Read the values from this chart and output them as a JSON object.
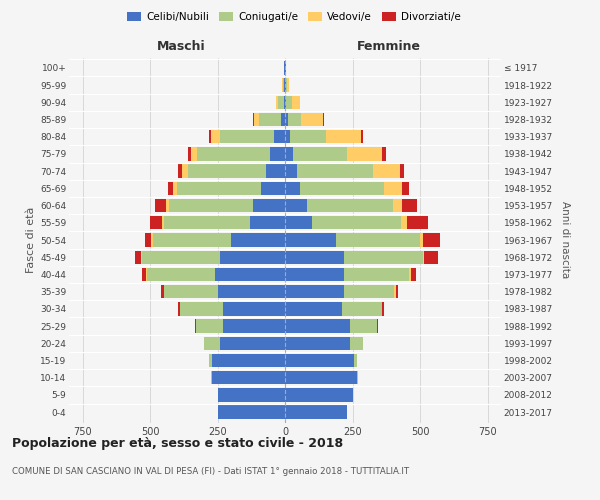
{
  "age_groups": [
    "0-4",
    "5-9",
    "10-14",
    "15-19",
    "20-24",
    "25-29",
    "30-34",
    "35-39",
    "40-44",
    "45-49",
    "50-54",
    "55-59",
    "60-64",
    "65-69",
    "70-74",
    "75-79",
    "80-84",
    "85-89",
    "90-94",
    "95-99",
    "100+"
  ],
  "birth_years": [
    "2013-2017",
    "2008-2012",
    "2003-2007",
    "1998-2002",
    "1993-1997",
    "1988-1992",
    "1983-1987",
    "1978-1982",
    "1973-1977",
    "1968-1972",
    "1963-1967",
    "1958-1962",
    "1953-1957",
    "1948-1952",
    "1943-1947",
    "1938-1942",
    "1933-1937",
    "1928-1932",
    "1923-1927",
    "1918-1922",
    "≤ 1917"
  ],
  "males": {
    "celibe": [
      250,
      250,
      270,
      270,
      240,
      230,
      230,
      250,
      260,
      240,
      200,
      130,
      120,
      90,
      70,
      55,
      40,
      15,
      5,
      3,
      2
    ],
    "coniugato": [
      0,
      0,
      5,
      10,
      60,
      100,
      160,
      200,
      250,
      290,
      290,
      320,
      310,
      310,
      290,
      270,
      200,
      80,
      20,
      5,
      0
    ],
    "vedovo": [
      0,
      0,
      0,
      0,
      0,
      0,
      0,
      0,
      5,
      5,
      5,
      5,
      10,
      15,
      20,
      25,
      35,
      20,
      8,
      2,
      0
    ],
    "divorziato": [
      0,
      0,
      0,
      0,
      0,
      5,
      5,
      10,
      15,
      20,
      25,
      45,
      40,
      20,
      15,
      10,
      5,
      2,
      0,
      0,
      0
    ]
  },
  "females": {
    "nubile": [
      230,
      250,
      265,
      255,
      240,
      240,
      210,
      220,
      220,
      220,
      190,
      100,
      80,
      55,
      45,
      30,
      20,
      10,
      5,
      3,
      2
    ],
    "coniugata": [
      0,
      0,
      5,
      10,
      50,
      100,
      150,
      185,
      240,
      290,
      310,
      330,
      320,
      310,
      280,
      200,
      130,
      50,
      20,
      5,
      0
    ],
    "vedova": [
      0,
      0,
      0,
      0,
      0,
      0,
      0,
      5,
      5,
      5,
      10,
      20,
      35,
      70,
      100,
      130,
      130,
      80,
      30,
      8,
      2
    ],
    "divorziata": [
      0,
      0,
      0,
      0,
      0,
      5,
      5,
      10,
      20,
      50,
      65,
      80,
      55,
      25,
      15,
      15,
      10,
      5,
      0,
      0,
      0
    ]
  },
  "colors": {
    "celibe_nubile": "#4472C4",
    "coniugato": "#AECB8A",
    "vedovo": "#FFCC66",
    "divorziato": "#CC2222"
  },
  "title": "Popolazione per età, sesso e stato civile - 2018",
  "subtitle": "COMUNE DI SAN CASCIANO IN VAL DI PESA (FI) - Dati ISTAT 1° gennaio 2018 - TUTTITALIA.IT",
  "xlabel_left": "Maschi",
  "xlabel_right": "Femmine",
  "ylabel_left": "Fasce di età",
  "ylabel_right": "Anni di nascita",
  "xlim": 800,
  "bg_color": "#f5f5f5",
  "grid_color": "#cccccc"
}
+---+
Repeat the records above exactly, leaving out the pictures.

Read the values from this chart and output them as a JSON object.
{
  "age_groups": [
    "0-4",
    "5-9",
    "10-14",
    "15-19",
    "20-24",
    "25-29",
    "30-34",
    "35-39",
    "40-44",
    "45-49",
    "50-54",
    "55-59",
    "60-64",
    "65-69",
    "70-74",
    "75-79",
    "80-84",
    "85-89",
    "90-94",
    "95-99",
    "100+"
  ],
  "birth_years": [
    "2013-2017",
    "2008-2012",
    "2003-2007",
    "1998-2002",
    "1993-1997",
    "1988-1992",
    "1983-1987",
    "1978-1982",
    "1973-1977",
    "1968-1972",
    "1963-1967",
    "1958-1962",
    "1953-1957",
    "1948-1952",
    "1943-1947",
    "1938-1942",
    "1933-1937",
    "1928-1932",
    "1923-1927",
    "1918-1922",
    "≤ 1917"
  ],
  "males": {
    "celibe": [
      250,
      250,
      270,
      270,
      240,
      230,
      230,
      250,
      260,
      240,
      200,
      130,
      120,
      90,
      70,
      55,
      40,
      15,
      5,
      3,
      2
    ],
    "coniugato": [
      0,
      0,
      5,
      10,
      60,
      100,
      160,
      200,
      250,
      290,
      290,
      320,
      310,
      310,
      290,
      270,
      200,
      80,
      20,
      5,
      0
    ],
    "vedovo": [
      0,
      0,
      0,
      0,
      0,
      0,
      0,
      0,
      5,
      5,
      5,
      5,
      10,
      15,
      20,
      25,
      35,
      20,
      8,
      2,
      0
    ],
    "divorziato": [
      0,
      0,
      0,
      0,
      0,
      5,
      5,
      10,
      15,
      20,
      25,
      45,
      40,
      20,
      15,
      10,
      5,
      2,
      0,
      0,
      0
    ]
  },
  "females": {
    "nubile": [
      230,
      250,
      265,
      255,
      240,
      240,
      210,
      220,
      220,
      220,
      190,
      100,
      80,
      55,
      45,
      30,
      20,
      10,
      5,
      3,
      2
    ],
    "coniugata": [
      0,
      0,
      5,
      10,
      50,
      100,
      150,
      185,
      240,
      290,
      310,
      330,
      320,
      310,
      280,
      200,
      130,
      50,
      20,
      5,
      0
    ],
    "vedova": [
      0,
      0,
      0,
      0,
      0,
      0,
      0,
      5,
      5,
      5,
      10,
      20,
      35,
      70,
      100,
      130,
      130,
      80,
      30,
      8,
      2
    ],
    "divorziata": [
      0,
      0,
      0,
      0,
      0,
      5,
      5,
      10,
      20,
      50,
      65,
      80,
      55,
      25,
      15,
      15,
      10,
      5,
      0,
      0,
      0
    ]
  },
  "colors": {
    "celibe_nubile": "#4472C4",
    "coniugato": "#AECB8A",
    "vedovo": "#FFCC66",
    "divorziato": "#CC2222"
  },
  "title": "Popolazione per età, sesso e stato civile - 2018",
  "subtitle": "COMUNE DI SAN CASCIANO IN VAL DI PESA (FI) - Dati ISTAT 1° gennaio 2018 - TUTTITALIA.IT",
  "xlabel_left": "Maschi",
  "xlabel_right": "Femmine",
  "ylabel_left": "Fasce di età",
  "ylabel_right": "Anni di nascita",
  "xlim": 800,
  "bg_color": "#f5f5f5",
  "grid_color": "#cccccc"
}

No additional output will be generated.